→ **Exercise goal**: Transcribe all of the material exactly.

→ **Entries**:

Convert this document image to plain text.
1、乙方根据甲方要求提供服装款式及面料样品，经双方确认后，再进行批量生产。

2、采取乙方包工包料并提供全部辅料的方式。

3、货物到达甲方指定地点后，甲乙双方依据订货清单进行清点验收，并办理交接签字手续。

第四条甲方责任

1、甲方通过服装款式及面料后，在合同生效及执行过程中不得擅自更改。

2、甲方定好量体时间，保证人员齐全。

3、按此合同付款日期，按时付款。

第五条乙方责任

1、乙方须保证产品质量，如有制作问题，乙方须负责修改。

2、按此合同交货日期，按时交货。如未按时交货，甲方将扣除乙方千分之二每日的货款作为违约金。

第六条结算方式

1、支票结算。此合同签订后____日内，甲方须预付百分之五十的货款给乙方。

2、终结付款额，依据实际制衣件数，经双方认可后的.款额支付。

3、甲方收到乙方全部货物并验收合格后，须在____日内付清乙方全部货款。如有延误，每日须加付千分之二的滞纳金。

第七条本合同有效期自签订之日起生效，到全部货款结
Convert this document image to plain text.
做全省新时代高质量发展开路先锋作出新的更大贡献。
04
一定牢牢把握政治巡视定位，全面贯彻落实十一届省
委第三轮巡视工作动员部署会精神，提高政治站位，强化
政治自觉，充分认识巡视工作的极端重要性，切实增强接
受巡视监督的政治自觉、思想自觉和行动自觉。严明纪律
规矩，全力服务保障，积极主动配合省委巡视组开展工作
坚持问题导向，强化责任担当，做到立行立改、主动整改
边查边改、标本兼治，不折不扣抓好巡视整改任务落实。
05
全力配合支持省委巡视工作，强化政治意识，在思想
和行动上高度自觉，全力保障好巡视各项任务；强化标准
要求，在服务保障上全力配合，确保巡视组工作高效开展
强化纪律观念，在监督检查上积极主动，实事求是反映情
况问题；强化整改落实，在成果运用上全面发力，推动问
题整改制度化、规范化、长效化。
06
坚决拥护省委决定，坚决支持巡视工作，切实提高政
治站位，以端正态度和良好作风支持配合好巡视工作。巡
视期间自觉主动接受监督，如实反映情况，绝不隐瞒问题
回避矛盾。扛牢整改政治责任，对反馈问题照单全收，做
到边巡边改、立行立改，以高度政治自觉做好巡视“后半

→ **Problem solution**:
Convert this document image to plain text.
1、乙方根据甲方要求提供服装款式及面料样品，经双方确认后，再进行批量生产。

2、采取乙方包工包料并提供全部辅料的方式。

3、货物到达甲方指定地点后，甲乙双方依据订货清单进行清点验收，并办理交接签字手续。

第四条甲方责任

1、甲方通过服装款式及面料后，在合同生效及执行过程中不得擅自更改。

2、甲方定好量体时间，保证人员齐全。

3、按此合同付款日期，按时付款。

第五条乙方责任

1、乙方须保证产品质量，如有制作问题，乙方须负责修改。

2、按此合同交货日期，按时交货。如未按时交货，甲方将扣除乙方千分之二每日的货款作为违约金。

第六条结算方式

1、支票结算。此合同签订后____日内，甲方须预付百分之五十的货款给乙方。

2、终结付款额，依据实际制衣件数，经双方认可后的.款额支付。

3、甲方收到乙方全部货物并验收合格后，须在____日内付清乙方全部货款。如有延误，每日须加付千分之二的滞纳金。

第七条本合同有效期自签订之日起生效，到全部货款结
Convert this document image to plain text.
做全省新时代高质量发展开路先锋作出新的更大贡献。
04
一定牢牢把握政治巡视定位，全面贯彻落实十一届省
委第三轮巡视工作动员部署会精神，提高政治站位，强化
政治自觉，充分认识巡视工作的极端重要性，切实增强接
受巡视监督的政治自觉、思想自觉和行动自觉。严明纪律
规矩，全力服务保障，积极主动配合省委巡视组开展工作
坚持问题导向，强化责任担当，做到立行立改、主动整改
边查边改、标本兼治，不折不扣抓好巡视整改任务落实。
05
全力配合支持省委巡视工作，强化政治意识，在思想
和行动上高度自觉，全力保障好巡视各项任务；强化标准
要求，在服务保障上全力配合，确保巡视组工作高效开展
强化纪律观念，在监督检查上积极主动，实事求是反映情
况问题；强化整改落实，在成果运用上全面发力，推动问
题整改制度化、规范化、长效化。
06
坚决拥护省委决定，坚决支持巡视工作，切实提高政
治站位，以端正态度和良好作风支持配合好巡视工作。巡
视期间自觉主动接受监督，如实反映情况，绝不隐瞒问题
回避矛盾。扛牢整改政治责任，对反馈问题照单全收，做
到边巡边改、立行立改，以高度政治自觉做好巡视“后半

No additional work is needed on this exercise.